- _Direction_
Drop every picture, then transcribe the remaining data exactly.

- _The input_
____________________

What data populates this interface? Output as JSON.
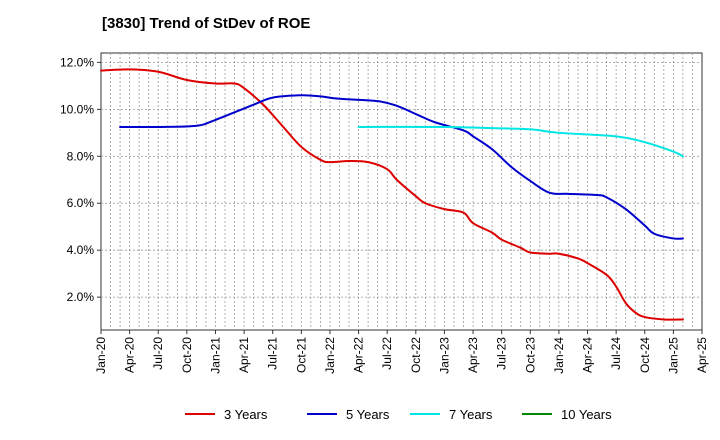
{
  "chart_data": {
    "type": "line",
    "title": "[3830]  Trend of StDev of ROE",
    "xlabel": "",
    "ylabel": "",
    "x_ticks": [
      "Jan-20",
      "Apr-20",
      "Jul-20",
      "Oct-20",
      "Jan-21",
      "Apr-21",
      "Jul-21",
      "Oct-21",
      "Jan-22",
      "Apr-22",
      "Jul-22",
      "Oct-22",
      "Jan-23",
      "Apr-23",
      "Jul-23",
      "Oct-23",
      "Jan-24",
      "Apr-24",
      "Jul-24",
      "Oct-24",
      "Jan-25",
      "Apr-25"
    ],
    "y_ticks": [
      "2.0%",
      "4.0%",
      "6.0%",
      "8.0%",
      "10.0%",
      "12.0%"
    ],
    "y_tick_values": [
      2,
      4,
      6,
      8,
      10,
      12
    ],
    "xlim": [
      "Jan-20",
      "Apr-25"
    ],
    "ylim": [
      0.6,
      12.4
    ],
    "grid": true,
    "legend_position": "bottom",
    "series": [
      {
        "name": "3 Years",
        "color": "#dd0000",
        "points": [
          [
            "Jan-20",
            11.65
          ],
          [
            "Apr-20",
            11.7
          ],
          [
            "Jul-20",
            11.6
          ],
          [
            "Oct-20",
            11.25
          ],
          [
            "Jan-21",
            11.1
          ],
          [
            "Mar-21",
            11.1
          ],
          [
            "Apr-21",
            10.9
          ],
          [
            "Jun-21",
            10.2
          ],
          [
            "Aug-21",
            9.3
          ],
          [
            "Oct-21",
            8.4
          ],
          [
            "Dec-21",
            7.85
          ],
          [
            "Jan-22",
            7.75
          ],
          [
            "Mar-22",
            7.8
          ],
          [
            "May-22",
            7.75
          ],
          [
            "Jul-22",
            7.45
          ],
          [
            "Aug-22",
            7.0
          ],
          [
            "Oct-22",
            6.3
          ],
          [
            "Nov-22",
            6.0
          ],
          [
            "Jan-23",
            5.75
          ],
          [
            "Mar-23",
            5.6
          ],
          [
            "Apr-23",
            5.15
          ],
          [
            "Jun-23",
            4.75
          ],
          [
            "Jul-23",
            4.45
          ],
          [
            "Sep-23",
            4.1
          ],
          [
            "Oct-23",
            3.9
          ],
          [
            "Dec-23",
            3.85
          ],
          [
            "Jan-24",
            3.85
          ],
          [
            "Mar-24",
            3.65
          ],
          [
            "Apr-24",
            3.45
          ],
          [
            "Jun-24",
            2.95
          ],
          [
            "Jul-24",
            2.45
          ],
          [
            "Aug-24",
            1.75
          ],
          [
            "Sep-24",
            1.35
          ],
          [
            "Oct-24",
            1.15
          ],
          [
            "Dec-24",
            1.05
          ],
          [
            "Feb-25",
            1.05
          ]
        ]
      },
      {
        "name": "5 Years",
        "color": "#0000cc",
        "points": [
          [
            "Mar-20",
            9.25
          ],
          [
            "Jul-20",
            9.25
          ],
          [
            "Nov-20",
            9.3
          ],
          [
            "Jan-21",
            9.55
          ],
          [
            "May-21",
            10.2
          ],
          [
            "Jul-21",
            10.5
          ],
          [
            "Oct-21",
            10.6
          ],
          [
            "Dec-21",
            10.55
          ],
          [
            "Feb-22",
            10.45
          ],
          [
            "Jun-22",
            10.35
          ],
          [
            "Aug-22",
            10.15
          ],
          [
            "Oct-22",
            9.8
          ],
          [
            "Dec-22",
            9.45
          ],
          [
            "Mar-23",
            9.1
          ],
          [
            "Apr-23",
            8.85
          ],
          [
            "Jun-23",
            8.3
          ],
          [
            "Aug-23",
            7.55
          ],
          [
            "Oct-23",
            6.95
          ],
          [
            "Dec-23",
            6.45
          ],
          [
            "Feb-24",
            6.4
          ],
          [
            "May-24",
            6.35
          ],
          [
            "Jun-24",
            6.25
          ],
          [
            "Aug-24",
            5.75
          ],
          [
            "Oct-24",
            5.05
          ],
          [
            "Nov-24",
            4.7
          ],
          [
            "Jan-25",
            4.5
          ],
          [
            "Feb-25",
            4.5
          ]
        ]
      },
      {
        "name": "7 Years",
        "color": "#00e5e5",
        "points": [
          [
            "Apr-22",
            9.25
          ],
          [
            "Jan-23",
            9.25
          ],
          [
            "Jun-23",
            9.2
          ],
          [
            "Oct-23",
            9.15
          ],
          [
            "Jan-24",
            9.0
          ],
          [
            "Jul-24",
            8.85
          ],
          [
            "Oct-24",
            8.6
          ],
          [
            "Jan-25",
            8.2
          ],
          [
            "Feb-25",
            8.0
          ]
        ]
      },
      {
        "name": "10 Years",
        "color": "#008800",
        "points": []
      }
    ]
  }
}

____________________

- _Expected output_
What data populates this interface? Output as JSON.
{
  "chart_data": {
    "type": "line",
    "title": "[3830]  Trend of StDev of ROE",
    "xlabel": "",
    "ylabel": "",
    "x_ticks": [
      "Jan-20",
      "Apr-20",
      "Jul-20",
      "Oct-20",
      "Jan-21",
      "Apr-21",
      "Jul-21",
      "Oct-21",
      "Jan-22",
      "Apr-22",
      "Jul-22",
      "Oct-22",
      "Jan-23",
      "Apr-23",
      "Jul-23",
      "Oct-23",
      "Jan-24",
      "Apr-24",
      "Jul-24",
      "Oct-24",
      "Jan-25",
      "Apr-25"
    ],
    "y_ticks": [
      "2.0%",
      "4.0%",
      "6.0%",
      "8.0%",
      "10.0%",
      "12.0%"
    ],
    "y_tick_values": [
      2,
      4,
      6,
      8,
      10,
      12
    ],
    "xlim": [
      "Jan-20",
      "Apr-25"
    ],
    "ylim": [
      0.6,
      12.4
    ],
    "grid": true,
    "legend_position": "bottom",
    "series": [
      {
        "name": "3 Years",
        "color": "#dd0000",
        "points": [
          [
            "Jan-20",
            11.65
          ],
          [
            "Apr-20",
            11.7
          ],
          [
            "Jul-20",
            11.6
          ],
          [
            "Oct-20",
            11.25
          ],
          [
            "Jan-21",
            11.1
          ],
          [
            "Mar-21",
            11.1
          ],
          [
            "Apr-21",
            10.9
          ],
          [
            "Jun-21",
            10.2
          ],
          [
            "Aug-21",
            9.3
          ],
          [
            "Oct-21",
            8.4
          ],
          [
            "Dec-21",
            7.85
          ],
          [
            "Jan-22",
            7.75
          ],
          [
            "Mar-22",
            7.8
          ],
          [
            "May-22",
            7.75
          ],
          [
            "Jul-22",
            7.45
          ],
          [
            "Aug-22",
            7.0
          ],
          [
            "Oct-22",
            6.3
          ],
          [
            "Nov-22",
            6.0
          ],
          [
            "Jan-23",
            5.75
          ],
          [
            "Mar-23",
            5.6
          ],
          [
            "Apr-23",
            5.15
          ],
          [
            "Jun-23",
            4.75
          ],
          [
            "Jul-23",
            4.45
          ],
          [
            "Sep-23",
            4.1
          ],
          [
            "Oct-23",
            3.9
          ],
          [
            "Dec-23",
            3.85
          ],
          [
            "Jan-24",
            3.85
          ],
          [
            "Mar-24",
            3.65
          ],
          [
            "Apr-24",
            3.45
          ],
          [
            "Jun-24",
            2.95
          ],
          [
            "Jul-24",
            2.45
          ],
          [
            "Aug-24",
            1.75
          ],
          [
            "Sep-24",
            1.35
          ],
          [
            "Oct-24",
            1.15
          ],
          [
            "Dec-24",
            1.05
          ],
          [
            "Feb-25",
            1.05
          ]
        ]
      },
      {
        "name": "5 Years",
        "color": "#0000cc",
        "points": [
          [
            "Mar-20",
            9.25
          ],
          [
            "Jul-20",
            9.25
          ],
          [
            "Nov-20",
            9.3
          ],
          [
            "Jan-21",
            9.55
          ],
          [
            "May-21",
            10.2
          ],
          [
            "Jul-21",
            10.5
          ],
          [
            "Oct-21",
            10.6
          ],
          [
            "Dec-21",
            10.55
          ],
          [
            "Feb-22",
            10.45
          ],
          [
            "Jun-22",
            10.35
          ],
          [
            "Aug-22",
            10.15
          ],
          [
            "Oct-22",
            9.8
          ],
          [
            "Dec-22",
            9.45
          ],
          [
            "Mar-23",
            9.1
          ],
          [
            "Apr-23",
            8.85
          ],
          [
            "Jun-23",
            8.3
          ],
          [
            "Aug-23",
            7.55
          ],
          [
            "Oct-23",
            6.95
          ],
          [
            "Dec-23",
            6.45
          ],
          [
            "Feb-24",
            6.4
          ],
          [
            "May-24",
            6.35
          ],
          [
            "Jun-24",
            6.25
          ],
          [
            "Aug-24",
            5.75
          ],
          [
            "Oct-24",
            5.05
          ],
          [
            "Nov-24",
            4.7
          ],
          [
            "Jan-25",
            4.5
          ],
          [
            "Feb-25",
            4.5
          ]
        ]
      },
      {
        "name": "7 Years",
        "color": "#00e5e5",
        "points": [
          [
            "Apr-22",
            9.25
          ],
          [
            "Jan-23",
            9.25
          ],
          [
            "Jun-23",
            9.2
          ],
          [
            "Oct-23",
            9.15
          ],
          [
            "Jan-24",
            9.0
          ],
          [
            "Jul-24",
            8.85
          ],
          [
            "Oct-24",
            8.6
          ],
          [
            "Jan-25",
            8.2
          ],
          [
            "Feb-25",
            8.0
          ]
        ]
      },
      {
        "name": "10 Years",
        "color": "#008800",
        "points": []
      }
    ]
  }
}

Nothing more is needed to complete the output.